• **DIRECTION**: Check every line of the entries for "true", and copy the lines that hold it.

• **DATA ENTRIES**:
____

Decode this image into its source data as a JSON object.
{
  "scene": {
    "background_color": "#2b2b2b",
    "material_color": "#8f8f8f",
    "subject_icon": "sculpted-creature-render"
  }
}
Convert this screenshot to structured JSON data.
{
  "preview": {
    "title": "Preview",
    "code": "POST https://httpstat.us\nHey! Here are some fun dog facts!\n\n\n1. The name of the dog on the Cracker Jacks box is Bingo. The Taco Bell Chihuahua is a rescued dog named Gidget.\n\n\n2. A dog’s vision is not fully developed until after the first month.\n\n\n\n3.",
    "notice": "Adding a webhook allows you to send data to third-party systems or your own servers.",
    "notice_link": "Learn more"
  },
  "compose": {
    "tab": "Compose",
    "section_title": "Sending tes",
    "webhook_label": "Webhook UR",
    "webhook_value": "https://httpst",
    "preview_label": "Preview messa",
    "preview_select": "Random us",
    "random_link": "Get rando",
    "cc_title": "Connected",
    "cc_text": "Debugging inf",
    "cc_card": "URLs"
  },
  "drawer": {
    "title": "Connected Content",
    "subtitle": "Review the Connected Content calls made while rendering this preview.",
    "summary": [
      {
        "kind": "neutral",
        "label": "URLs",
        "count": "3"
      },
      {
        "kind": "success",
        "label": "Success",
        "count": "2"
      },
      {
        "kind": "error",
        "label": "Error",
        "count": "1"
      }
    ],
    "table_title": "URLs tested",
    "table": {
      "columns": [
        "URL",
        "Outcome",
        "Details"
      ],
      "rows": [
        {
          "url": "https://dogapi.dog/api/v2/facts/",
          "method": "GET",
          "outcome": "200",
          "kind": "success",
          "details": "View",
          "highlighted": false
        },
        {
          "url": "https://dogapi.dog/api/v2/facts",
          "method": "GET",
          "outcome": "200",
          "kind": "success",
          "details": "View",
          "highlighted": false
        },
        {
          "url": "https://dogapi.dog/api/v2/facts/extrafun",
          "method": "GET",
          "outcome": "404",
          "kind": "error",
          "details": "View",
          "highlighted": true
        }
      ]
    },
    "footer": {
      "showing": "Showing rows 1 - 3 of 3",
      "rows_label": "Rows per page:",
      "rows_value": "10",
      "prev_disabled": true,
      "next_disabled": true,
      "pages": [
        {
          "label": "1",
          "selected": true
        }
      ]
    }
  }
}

____

• **RESULT**:
          "highlighted": true
      "prev_disabled": true,
      "next_disabled": true,
          "selected": true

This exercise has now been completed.